*Source extract*.
****************
Selling a Product As Well As One's Abilities
6 February 2016 | by (United States) – See all my reviews

PERHAPS IT WAS the experiences of the Depression followed by the struggles of winning World War II that energized our taste In that which we consider to be funny, but it would appear that we treated to having our hero taking turns with a parade of various jobs. Was this an unconscious and therefore unintentional celebration of better times? COULD THIS BE a reaction to the New Deal years and the reliance on abbreviations such as: NRA, CCC, WPA and, PWA? Or could we be reading too much into this? What do you think, Schultz? BUT WE DIGRESS, let's move on.

IN THIS INSTALLMENT, we zero in on Joe Mc Doakes, already employed as a door-to-door salesman, who is having serious problems living up to expectations of his heavily militarized company. The boss is a real martinet, who doubtless was shaped by his own wartime experiences, which narrator Art Gilmore eve mentions.

WE ARE TREATED to a series of doorway encounters between Joe and various household people (Mostly women, of course) who all seem to have no interest in buying a vacuum cleaner. As we progress from one household to the next, we see his sales handbook with a different rule of thumb highlighted each time.
****************
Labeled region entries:
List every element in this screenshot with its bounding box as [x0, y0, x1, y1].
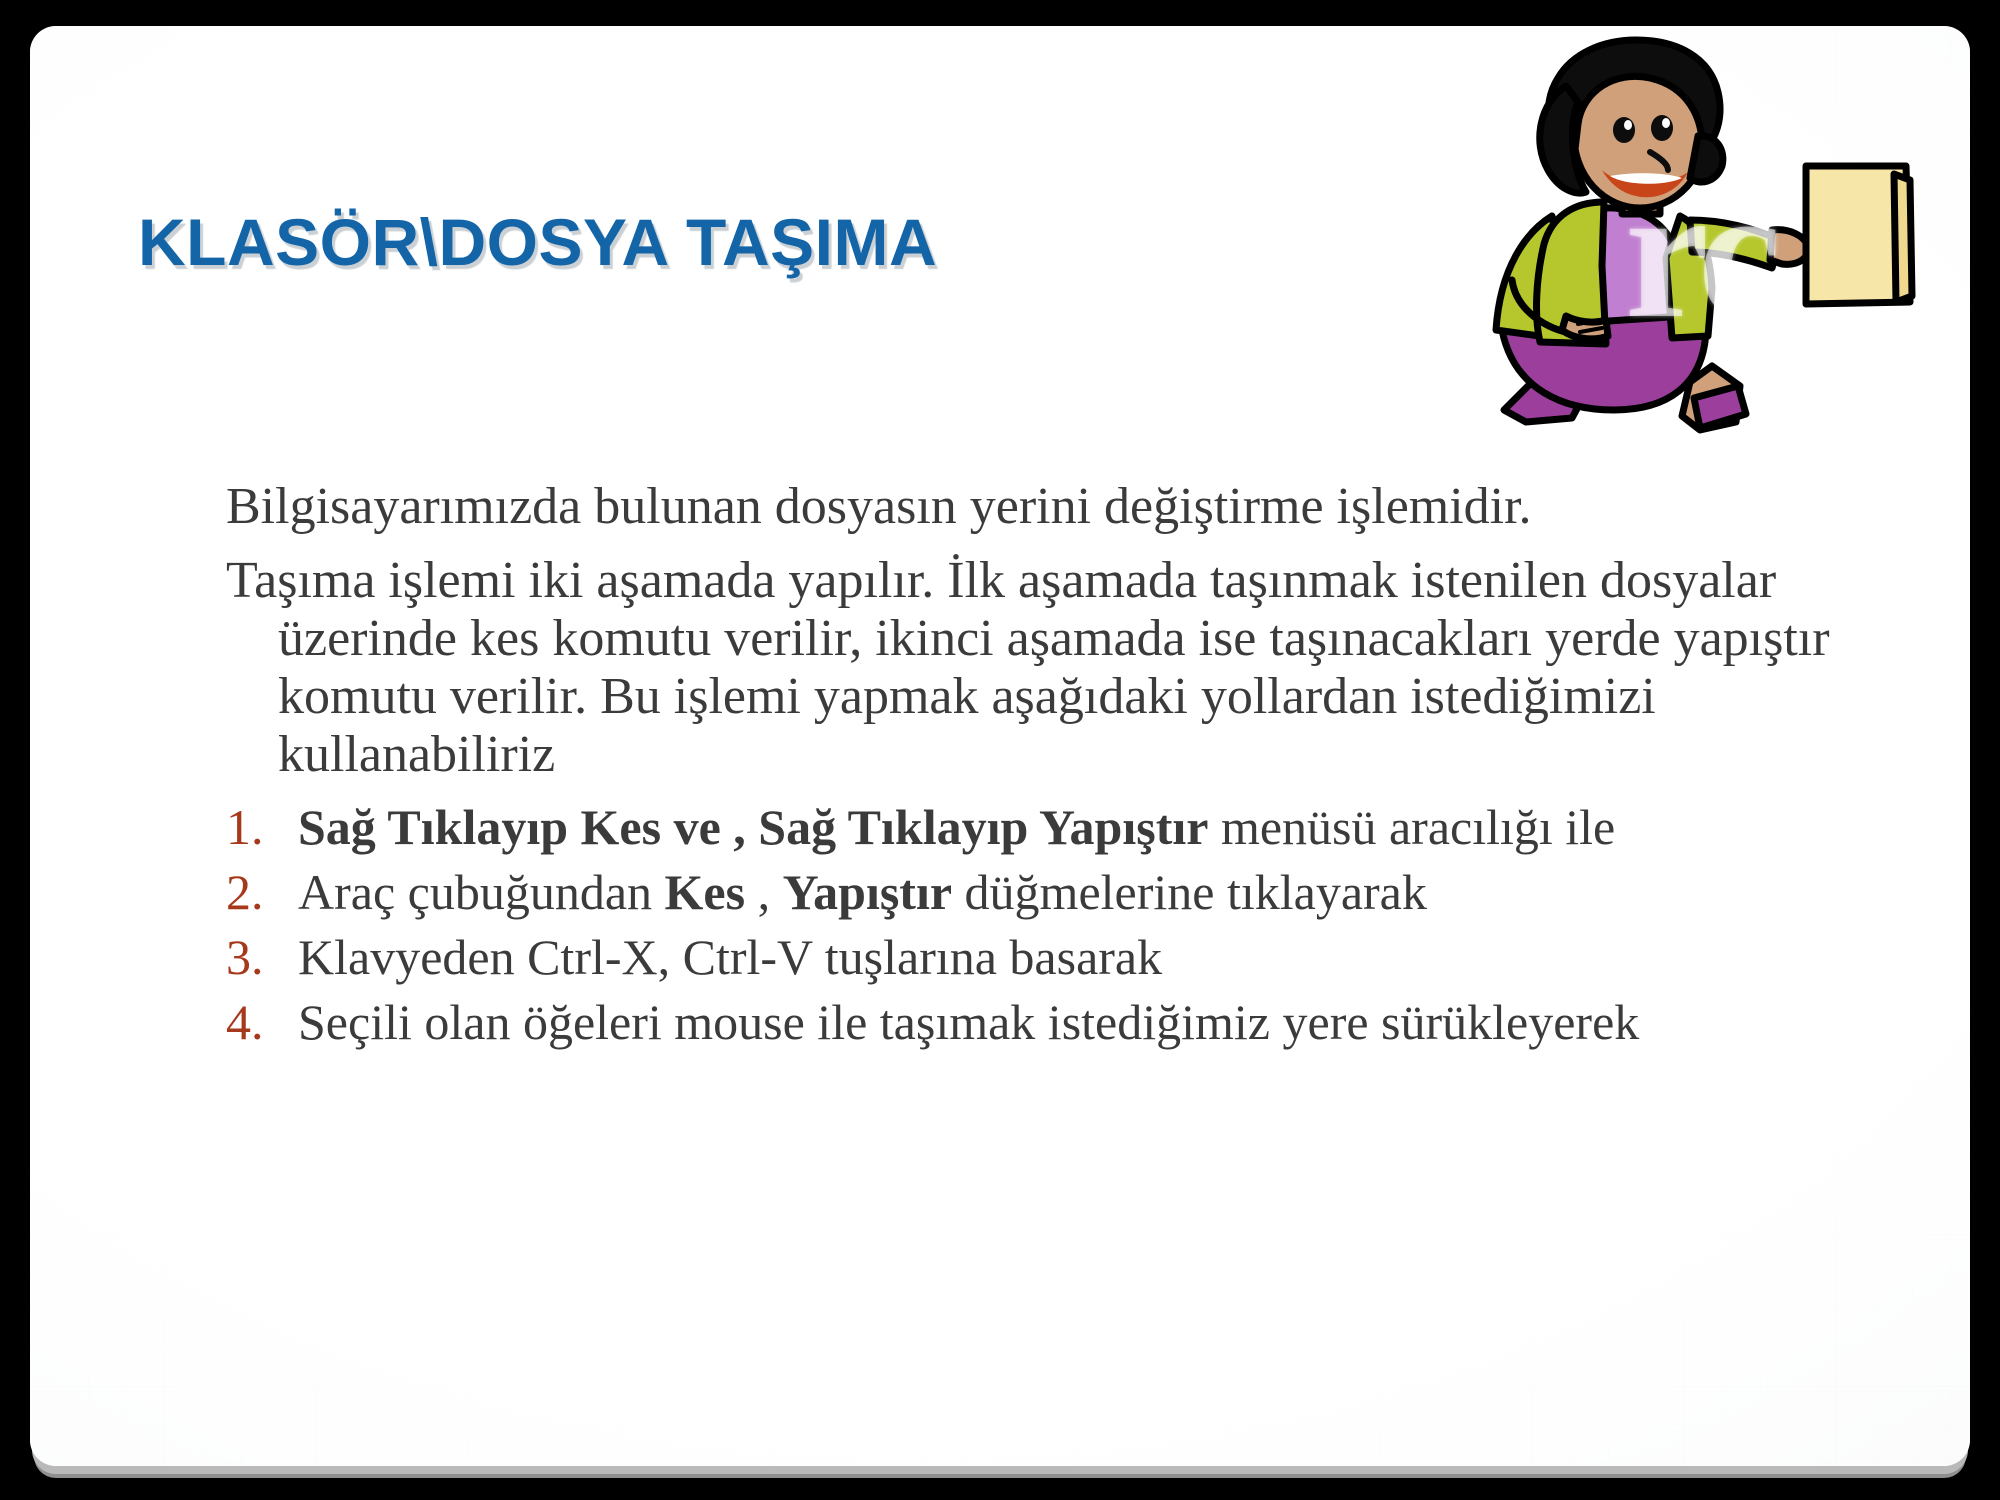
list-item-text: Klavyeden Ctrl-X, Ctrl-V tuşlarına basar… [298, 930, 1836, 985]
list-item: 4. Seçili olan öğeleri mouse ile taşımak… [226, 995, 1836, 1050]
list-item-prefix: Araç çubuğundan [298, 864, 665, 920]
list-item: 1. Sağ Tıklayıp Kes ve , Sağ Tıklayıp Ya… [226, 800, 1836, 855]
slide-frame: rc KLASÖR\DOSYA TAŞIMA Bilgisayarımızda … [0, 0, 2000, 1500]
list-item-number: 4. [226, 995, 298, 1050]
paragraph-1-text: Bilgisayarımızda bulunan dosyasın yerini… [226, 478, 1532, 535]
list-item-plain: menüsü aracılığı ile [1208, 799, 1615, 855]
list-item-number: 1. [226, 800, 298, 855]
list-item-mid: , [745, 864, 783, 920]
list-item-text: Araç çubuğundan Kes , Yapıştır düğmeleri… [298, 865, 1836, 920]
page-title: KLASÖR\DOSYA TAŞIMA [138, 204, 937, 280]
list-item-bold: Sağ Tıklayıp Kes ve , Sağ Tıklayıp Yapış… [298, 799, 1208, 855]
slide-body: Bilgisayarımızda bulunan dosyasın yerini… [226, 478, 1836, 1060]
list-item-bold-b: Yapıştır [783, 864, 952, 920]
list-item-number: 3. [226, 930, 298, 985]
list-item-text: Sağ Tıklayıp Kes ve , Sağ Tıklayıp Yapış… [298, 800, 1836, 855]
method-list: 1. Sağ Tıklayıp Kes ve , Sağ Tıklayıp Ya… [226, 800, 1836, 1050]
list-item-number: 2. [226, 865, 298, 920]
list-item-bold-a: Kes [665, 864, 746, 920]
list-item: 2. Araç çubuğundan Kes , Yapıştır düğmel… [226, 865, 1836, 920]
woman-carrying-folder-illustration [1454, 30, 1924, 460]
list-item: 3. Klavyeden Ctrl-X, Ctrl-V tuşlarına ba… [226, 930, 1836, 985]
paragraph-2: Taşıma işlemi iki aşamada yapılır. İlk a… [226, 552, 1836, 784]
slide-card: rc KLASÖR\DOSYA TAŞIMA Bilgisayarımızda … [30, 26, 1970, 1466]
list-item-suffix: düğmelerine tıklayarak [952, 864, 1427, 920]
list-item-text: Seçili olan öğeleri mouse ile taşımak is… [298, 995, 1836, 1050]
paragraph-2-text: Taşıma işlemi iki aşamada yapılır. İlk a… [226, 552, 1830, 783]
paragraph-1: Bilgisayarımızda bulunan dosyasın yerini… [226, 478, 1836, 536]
****************
*Challenges*.
A) List every abbreviation that the review of the Joe McDoakes short gives as an example from the New Deal years.
B) Proceed with the review of the Joe McDoakes short, picking up right after its final sentence.

*Results for the exercise*.
A) NRA, CCC, WPA, PWA

B)
IN THIS COMEDY, Mr. George O'Hanlon's aptitude for mugging to the camera as he looks to us, the audience members, for sympathy is exploited to the maximum. Added to that element are some great, cartoon-like gags that greatly aid in not only producing the laughs; but also in moving the story along to a successful, pleasing and very funny conclusion.

WE'RE THINKING THAT this sort of free wheeling sales was popular during the late '40s; though we cannot say so from experience. Having been born in 1946, we were around then, but were a trifle truly "wet behind the ears!" Our conclusion about this sort of direct sales activity is fueled by having seen it at the center of so many movies and old TV episodes of the period.

AS EXEMPLIFYING THIS assertion, we cite the Red Skelton starring comedy vehicle, THE FULLER BRUSH MAN (Edward Small Prod./Columbia Pictures, 1948); which of course this short predated by a year.